» **WHAT IS BEING ASKED**
Quote the records that follow in full and exactly; leave out the pictures.

** BEGIN ENTRIES PROVIDED **

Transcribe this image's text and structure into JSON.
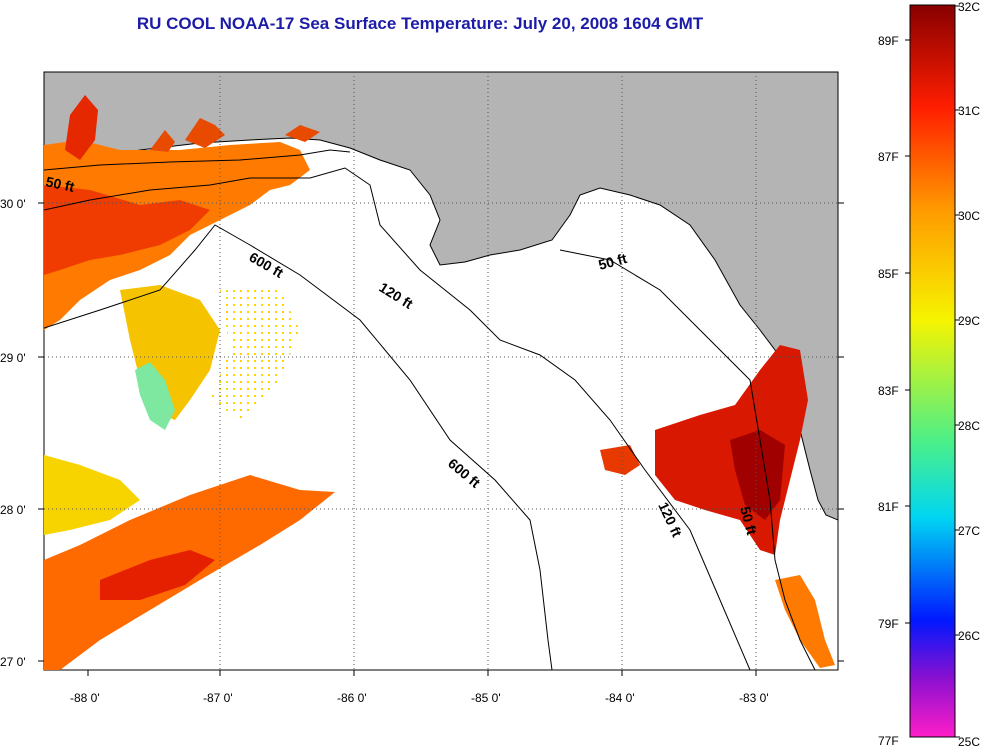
{
  "title": "RU COOL  NOAA-17  Sea Surface Temperature:  July 20, 2008 1604 GMT",
  "lat_labels": [
    "30 0'",
    "29 0'",
    "28 0'",
    "27 0'"
  ],
  "lon_labels": [
    "-88 0'",
    "-87 0'",
    "-86 0'",
    "-85 0'",
    "-84 0'",
    "-83 0'"
  ],
  "contour_labels": {
    "c50_west": "50 ft",
    "c600_a": "600 ft",
    "c120_a": "120 ft",
    "c50_east": "50 ft",
    "c600_b": "600 ft",
    "c120_b": "120 ft",
    "c50_south": "50 ft"
  },
  "colorbar": {
    "celsius": [
      "32C",
      "31C",
      "30C",
      "29C",
      "28C",
      "27C",
      "26C",
      "25C"
    ],
    "fahrenheit": [
      "89F",
      "87F",
      "85F",
      "83F",
      "81F",
      "79F",
      "77F"
    ],
    "colors": [
      "#ff1ec8",
      "#4b00d2",
      "#0012ff",
      "#00cdf5",
      "#4bf08c",
      "#f7f700",
      "#ff9a00",
      "#ff2200",
      "#8c0000"
    ]
  },
  "colors": {
    "land": "#b4b4b4",
    "title": "#1c1ca8"
  }
}
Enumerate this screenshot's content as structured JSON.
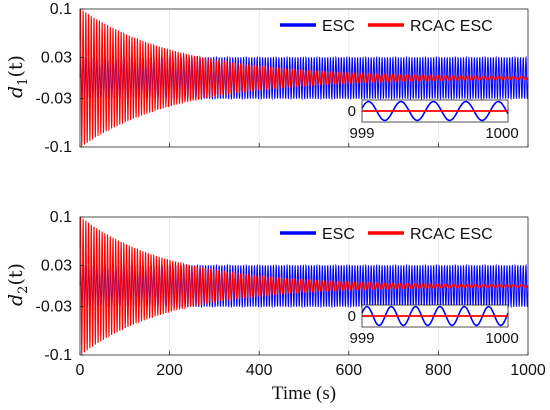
{
  "chart_data": [
    {
      "type": "line",
      "ylabel": "d_1(t)",
      "ylabel_main": "d",
      "ylabel_sub": "1",
      "ylabel_rest": "(t)",
      "xlim": [
        0,
        1000
      ],
      "ylim": [
        -0.1,
        0.1
      ],
      "xticks": [
        0,
        200,
        400,
        600,
        800,
        1000
      ],
      "yticks": [
        -0.1,
        -0.03,
        0.03,
        0.1
      ],
      "ytick_labels": [
        "-0.1",
        "-0.03",
        "0.03",
        "0.1"
      ],
      "grid": true,
      "legend_position": "top-right",
      "series": [
        {
          "name": "ESC",
          "color": "#0000ff",
          "description_values": {
            "amplitude_start": 0.03,
            "amplitude_end": 0.03,
            "form": "sustained oscillation"
          }
        },
        {
          "name": "RCAC ESC",
          "color": "#ff0000",
          "description_values": {
            "amplitude_start": 0.1,
            "amplitude_end": 0.0,
            "form": "decaying oscillation",
            "decay_time_constant": 220
          }
        }
      ],
      "inset": {
        "xlim": [
          999,
          1000
        ],
        "xtick_labels": [
          "999",
          "1000"
        ],
        "ytick_labels": [
          "0"
        ],
        "esc_cycles": 4.5,
        "esc_amplitude": 0.03,
        "rcac_value": 0
      }
    },
    {
      "type": "line",
      "ylabel": "d_2(t)",
      "ylabel_main": "d",
      "ylabel_sub": "2",
      "ylabel_rest": "(t)",
      "xlabel": "Time (s)",
      "xlim": [
        0,
        1000
      ],
      "ylim": [
        -0.1,
        0.1
      ],
      "xticks": [
        0,
        200,
        400,
        600,
        800,
        1000
      ],
      "xtick_labels": [
        "0",
        "200",
        "400",
        "600",
        "800",
        "1000"
      ],
      "yticks": [
        -0.1,
        -0.03,
        0.03,
        0.1
      ],
      "ytick_labels": [
        "-0.1",
        "-0.03",
        "0.03",
        "0.1"
      ],
      "grid": true,
      "legend_position": "top-right",
      "series": [
        {
          "name": "ESC",
          "color": "#0000ff",
          "description_values": {
            "amplitude_start": 0.03,
            "amplitude_end": 0.03,
            "form": "sustained oscillation"
          }
        },
        {
          "name": "RCAC ESC",
          "color": "#ff0000",
          "description_values": {
            "amplitude_start": 0.1,
            "amplitude_end": 0.0,
            "form": "decaying oscillation",
            "decay_time_constant": 200
          }
        }
      ],
      "inset": {
        "xlim": [
          999,
          1000
        ],
        "xtick_labels": [
          "999",
          "1000"
        ],
        "ytick_labels": [
          "0"
        ],
        "esc_cycles": 6,
        "esc_amplitude": 0.03,
        "rcac_value": 0
      }
    }
  ]
}
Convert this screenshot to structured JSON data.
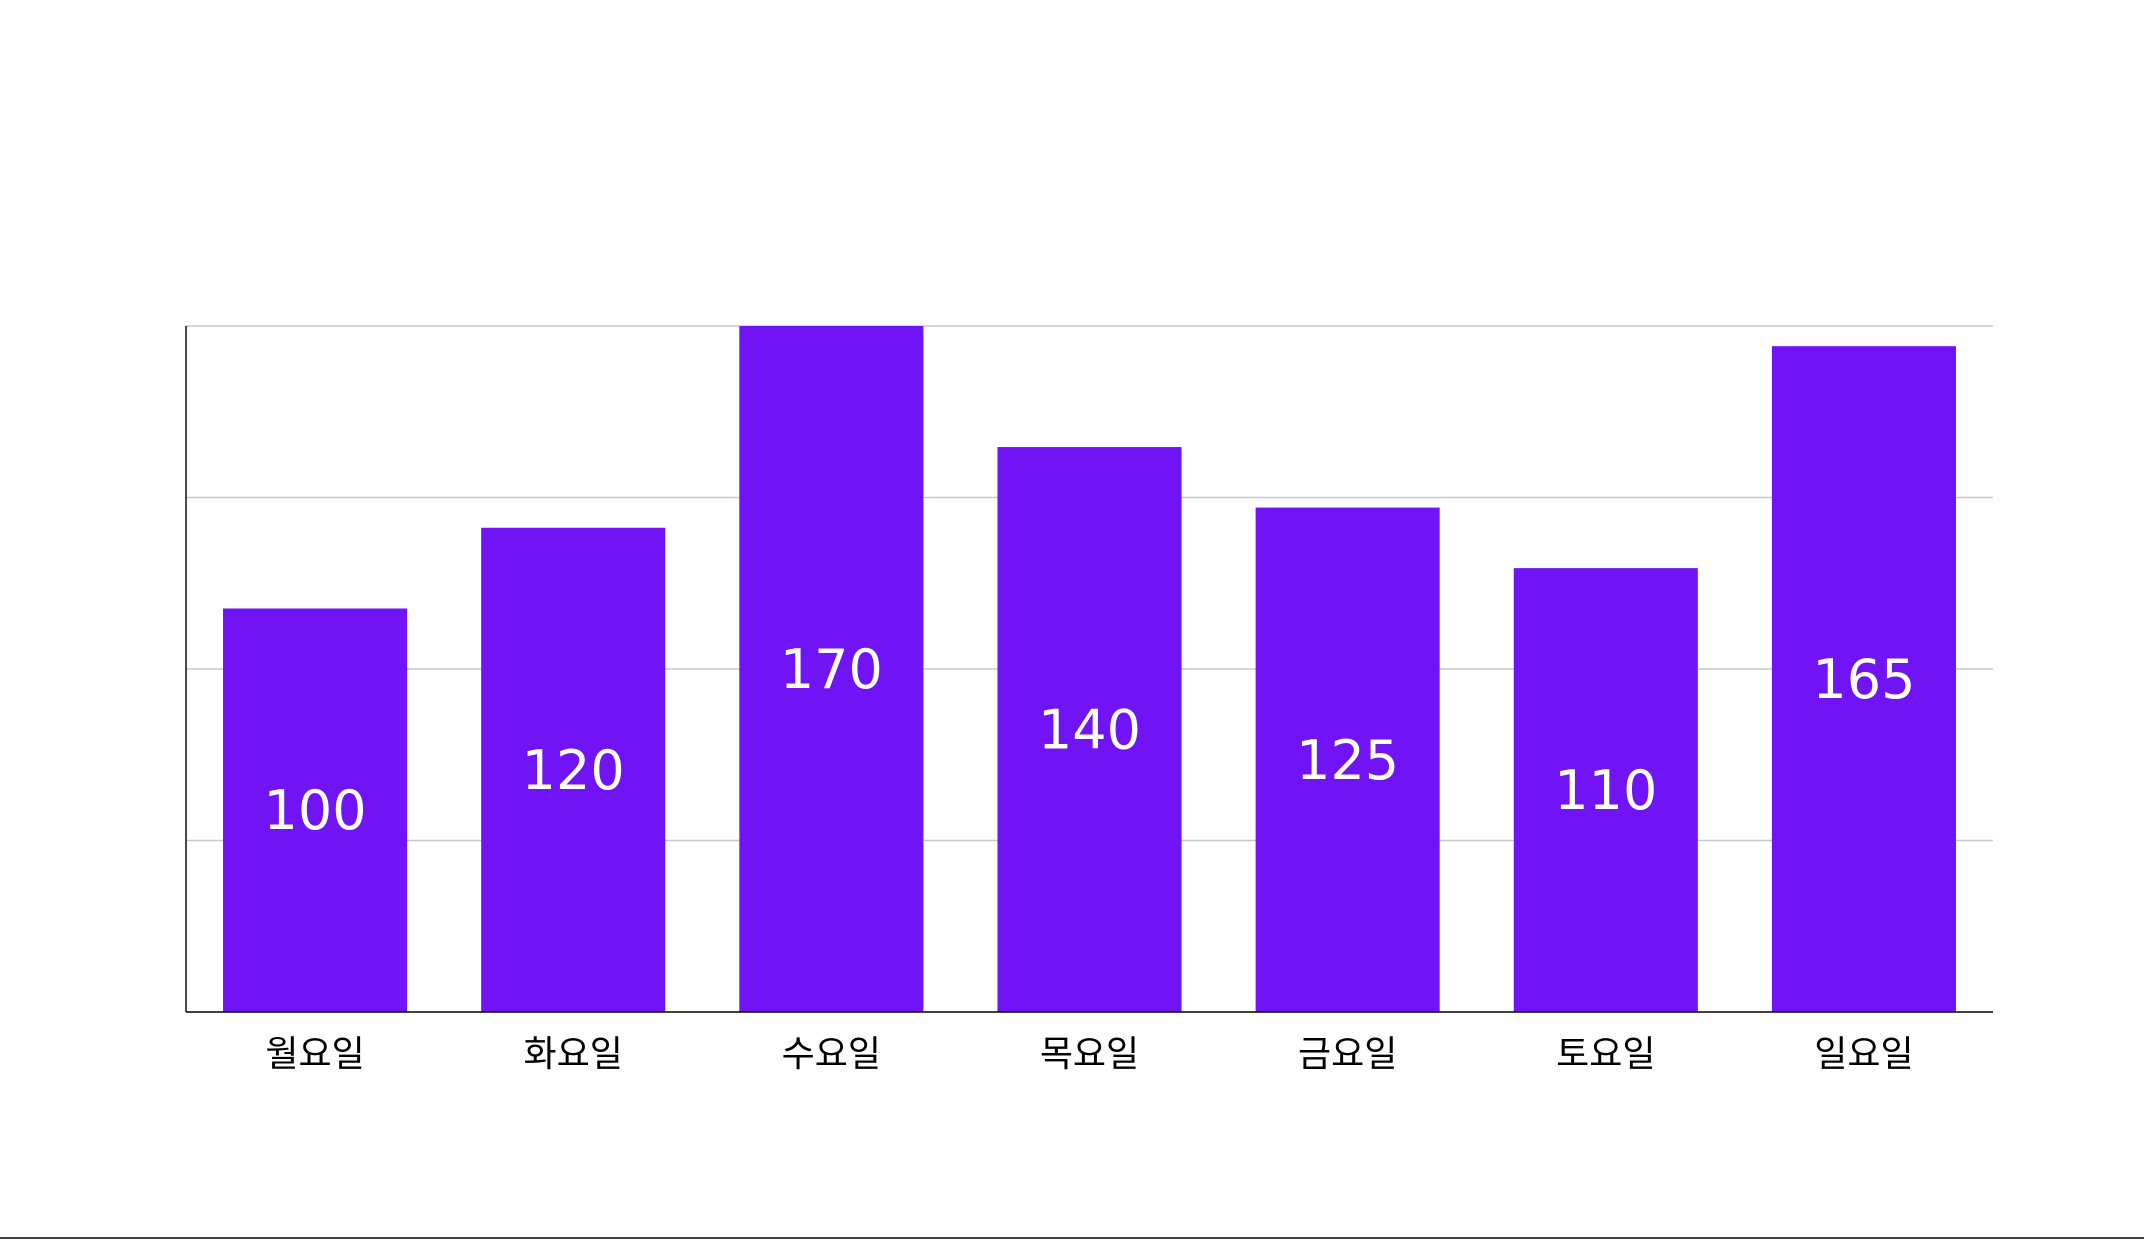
{
  "chart_data": {
    "type": "bar",
    "categories": [
      "월요일",
      "화요일",
      "수요일",
      "목요일",
      "금요일",
      "토요일",
      "일요일"
    ],
    "values": [
      100,
      120,
      170,
      140,
      125,
      110,
      165
    ],
    "ylim": [
      0,
      170
    ],
    "grid": true,
    "legend": false,
    "data_labels": true,
    "colors": {
      "bar": "#7013f5",
      "bar_label": "#ffffff",
      "grid": "#c8c8c8",
      "axis": "#000000"
    }
  }
}
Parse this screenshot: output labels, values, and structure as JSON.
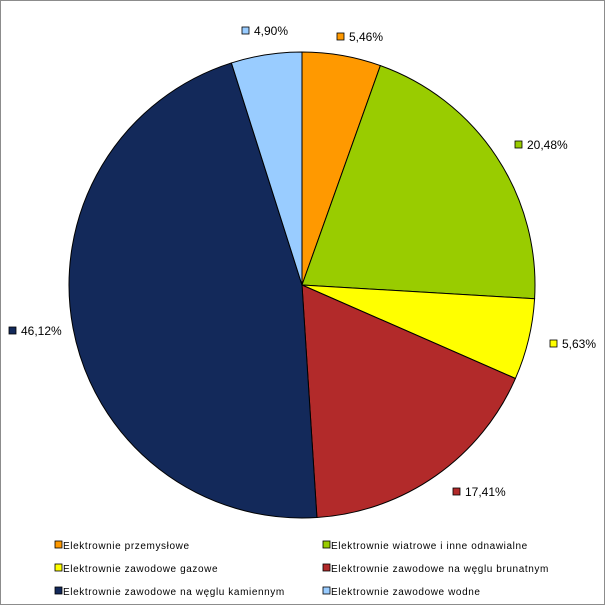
{
  "chart_data": {
    "type": "pie",
    "title": "",
    "categories": [
      "Elektrownie przemysłowe",
      "Elektrownie wiatrowe i inne odnawialne",
      "Elektrownie zawodowe gazowe",
      "Elektrownie zawodowe na węglu brunatnym",
      "Elektrownie zawodowe na węglu kamiennym",
      "Elektrownie zawodowe wodne"
    ],
    "values": [
      5.46,
      20.48,
      5.63,
      17.41,
      46.12,
      4.9
    ],
    "value_labels": [
      "5,46%",
      "20,48%",
      "5,63%",
      "17,41%",
      "46,12%",
      "4,90%"
    ],
    "colors": [
      "#ff9900",
      "#99cc00",
      "#ffff00",
      "#b22a2a",
      "#13295a",
      "#99ccff"
    ],
    "start": "12 o'clock",
    "direction": "clockwise",
    "legend_position": "bottom",
    "legend_columns": 2
  }
}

** END ENTRIES PROVIDED **

» **ANSWER TO THIS EXERCISE**
Transcribe this image's text and structure into JSON.
{
  "title": "RU COOL  NOAA-17  Sea Surface Temperature:  July 20, 2008 1604 GMT",
  "lat_labels": [
    "30 0'",
    "29 0'",
    "28 0'",
    "27 0'"
  ],
  "lon_labels": [
    "-88 0'",
    "-87 0'",
    "-86 0'",
    "-85 0'",
    "-84 0'",
    "-83 0'"
  ],
  "contour_labels": {
    "c50_west": "50 ft",
    "c600_a": "600 ft",
    "c120_a": "120 ft",
    "c50_east": "50 ft",
    "c600_b": "600 ft",
    "c120_b": "120 ft",
    "c50_south": "50 ft"
  },
  "colorbar": {
    "celsius": [
      "32C",
      "31C",
      "30C",
      "29C",
      "28C",
      "27C",
      "26C",
      "25C"
    ],
    "fahrenheit": [
      "89F",
      "87F",
      "85F",
      "83F",
      "81F",
      "79F",
      "77F"
    ],
    "colors": [
      "#ff1ec8",
      "#4b00d2",
      "#0012ff",
      "#00cdf5",
      "#4bf08c",
      "#f7f700",
      "#ff9a00",
      "#ff2200",
      "#8c0000"
    ]
  },
  "colors": {
    "land": "#b4b4b4",
    "title": "#1c1ca8"
  }
}
Enumerate this screenshot's content as structured JSON.
{
  "chart_data": [
    {
      "type": "line",
      "ylabel": "d_1(t)",
      "ylabel_main": "d",
      "ylabel_sub": "1",
      "ylabel_rest": "(t)",
      "xlim": [
        0,
        1000
      ],
      "ylim": [
        -0.1,
        0.1
      ],
      "xticks": [
        0,
        200,
        400,
        600,
        800,
        1000
      ],
      "yticks": [
        -0.1,
        -0.03,
        0.03,
        0.1
      ],
      "ytick_labels": [
        "-0.1",
        "-0.03",
        "0.03",
        "0.1"
      ],
      "grid": true,
      "legend_position": "top-right",
      "series": [
        {
          "name": "ESC",
          "color": "#0000ff",
          "description_values": {
            "amplitude_start": 0.03,
            "amplitude_end": 0.03,
            "form": "sustained oscillation"
          }
        },
        {
          "name": "RCAC ESC",
          "color": "#ff0000",
          "description_values": {
            "amplitude_start": 0.1,
            "amplitude_end": 0.0,
            "form": "decaying oscillation",
            "decay_time_constant": 220
          }
        }
      ],
      "inset": {
        "xlim": [
          999,
          1000
        ],
        "xtick_labels": [
          "999",
          "1000"
        ],
        "ytick_labels": [
          "0"
        ],
        "esc_cycles": 4.5,
        "esc_amplitude": 0.03,
        "rcac_value": 0
      }
    },
    {
      "type": "line",
      "ylabel": "d_2(t)",
      "ylabel_main": "d",
      "ylabel_sub": "2",
      "ylabel_rest": "(t)",
      "xlabel": "Time (s)",
      "xlim": [
        0,
        1000
      ],
      "ylim": [
        -0.1,
        0.1
      ],
      "xticks": [
        0,
        200,
        400,
        600,
        800,
        1000
      ],
      "xtick_labels": [
        "0",
        "200",
        "400",
        "600",
        "800",
        "1000"
      ],
      "yticks": [
        -0.1,
        -0.03,
        0.03,
        0.1
      ],
      "ytick_labels": [
        "-0.1",
        "-0.03",
        "0.03",
        "0.1"
      ],
      "grid": true,
      "legend_position": "top-right",
      "series": [
        {
          "name": "ESC",
          "color": "#0000ff",
          "description_values": {
            "amplitude_start": 0.03,
            "amplitude_end": 0.03,
            "form": "sustained oscillation"
          }
        },
        {
          "name": "RCAC ESC",
          "color": "#ff0000",
          "description_values": {
            "amplitude_start": 0.1,
            "amplitude_end": 0.0,
            "form": "decaying oscillation",
            "decay_time_constant": 200
          }
        }
      ],
      "inset": {
        "xlim": [
          999,
          1000
        ],
        "xtick_labels": [
          "999",
          "1000"
        ],
        "ytick_labels": [
          "0"
        ],
        "esc_cycles": 6,
        "esc_amplitude": 0.03,
        "rcac_value": 0
      }
    }
  ]
}
Convert this screenshot to structured JSON data.
{
  "chart_data": {
    "type": "bar",
    "categories": [
      "월요일",
      "화요일",
      "수요일",
      "목요일",
      "금요일",
      "토요일",
      "일요일"
    ],
    "values": [
      100,
      120,
      170,
      140,
      125,
      110,
      165
    ],
    "ylim": [
      0,
      170
    ],
    "grid": true,
    "legend": false,
    "data_labels": true,
    "colors": {
      "bar": "#7013f5",
      "bar_label": "#ffffff",
      "grid": "#c8c8c8",
      "axis": "#000000"
    }
  }
}
Parse this screenshot: output labels, values, and structure as JSON.
{
  "chart_data": {
    "type": "pie",
    "title": "",
    "categories": [
      "Elektrownie przemysłowe",
      "Elektrownie wiatrowe i inne odnawialne",
      "Elektrownie zawodowe gazowe",
      "Elektrownie zawodowe na węglu brunatnym",
      "Elektrownie zawodowe na węglu kamiennym",
      "Elektrownie zawodowe wodne"
    ],
    "values": [
      5.46,
      20.48,
      5.63,
      17.41,
      46.12,
      4.9
    ],
    "value_labels": [
      "5,46%",
      "20,48%",
      "5,63%",
      "17,41%",
      "46,12%",
      "4,90%"
    ],
    "colors": [
      "#ff9900",
      "#99cc00",
      "#ffff00",
      "#b22a2a",
      "#13295a",
      "#99ccff"
    ],
    "start": "12 o'clock",
    "direction": "clockwise",
    "legend_position": "bottom",
    "legend_columns": 2
  }
}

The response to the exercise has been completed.